__Dataset extract__.
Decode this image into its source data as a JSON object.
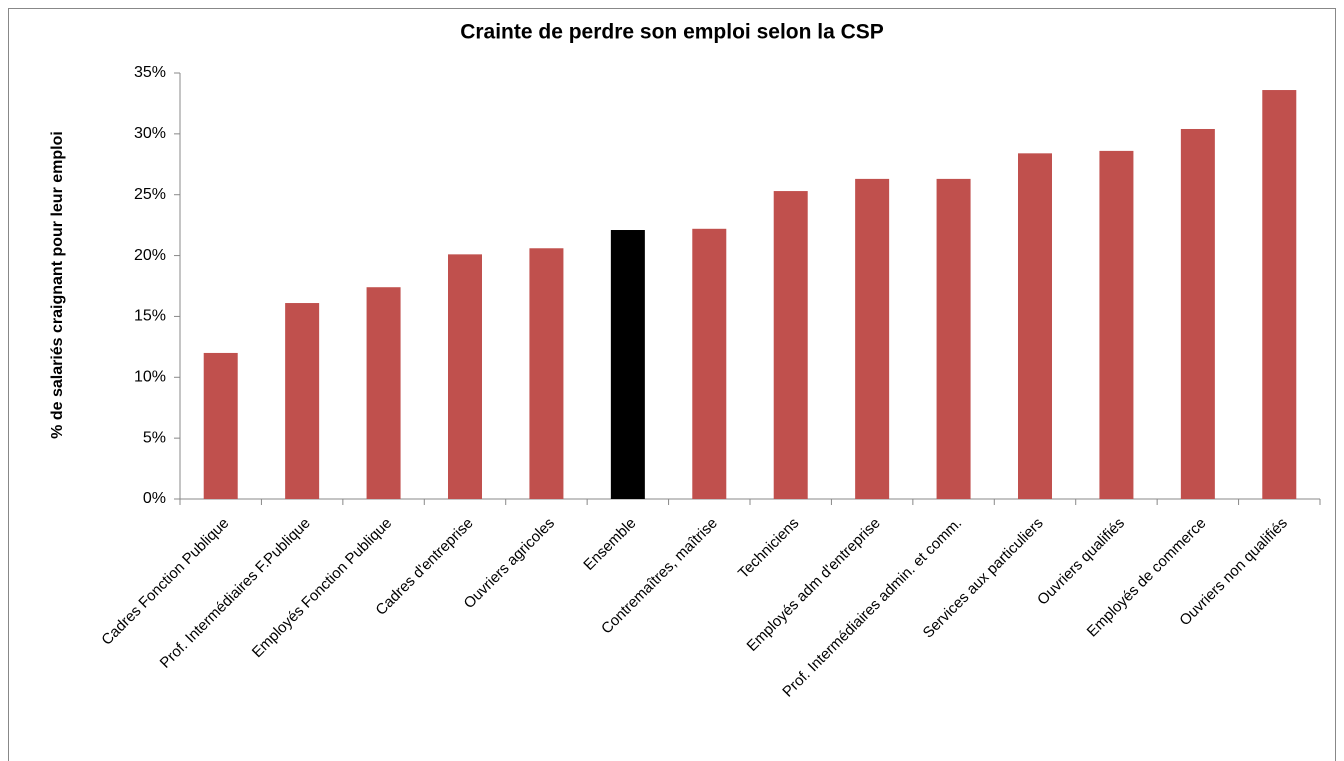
{
  "chart_data": {
    "type": "bar",
    "title": "Crainte de perdre son emploi selon la CSP",
    "y_label": "% de salariés craignant pour leur emploi",
    "categories": [
      "Cadres Fonction Publique",
      "Prof. Intermédiaires F.Publique",
      "Employés Fonction Publique",
      "Cadres d'entreprise",
      "Ouvriers agricoles",
      "Ensemble",
      "Contremaîtres, maîtrise",
      "Techniciens",
      "Employés adm d'entreprise",
      "Prof. Intermédiaires admin. et comm.",
      "Services aux particuliers",
      "Ouvriers qualifiés",
      "Employés de commerce",
      "Ouvriers non qualifiés"
    ],
    "values": [
      12.0,
      16.1,
      17.4,
      20.1,
      20.6,
      22.1,
      22.2,
      25.3,
      26.3,
      26.3,
      28.4,
      28.6,
      30.4,
      33.6
    ],
    "colors": [
      "#c0504d",
      "#c0504d",
      "#c0504d",
      "#c0504d",
      "#c0504d",
      "#000000",
      "#c0504d",
      "#c0504d",
      "#c0504d",
      "#c0504d",
      "#c0504d",
      "#c0504d",
      "#c0504d",
      "#c0504d"
    ],
    "ylim": [
      0,
      35
    ],
    "yticks": [
      {
        "value": 0,
        "label": "0%"
      },
      {
        "value": 5,
        "label": "5%"
      },
      {
        "value": 10,
        "label": "10%"
      },
      {
        "value": 15,
        "label": "15%"
      },
      {
        "value": 20,
        "label": "20%"
      },
      {
        "value": 25,
        "label": "25%"
      },
      {
        "value": 30,
        "label": "30%"
      },
      {
        "value": 35,
        "label": "35%"
      }
    ],
    "grid": false
  }
}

__Brief__. Using the records above, list each line that includes "Cadres".

__Complete output__.
      "Cadres Fonction Publique",
      "Cadres d'entreprise",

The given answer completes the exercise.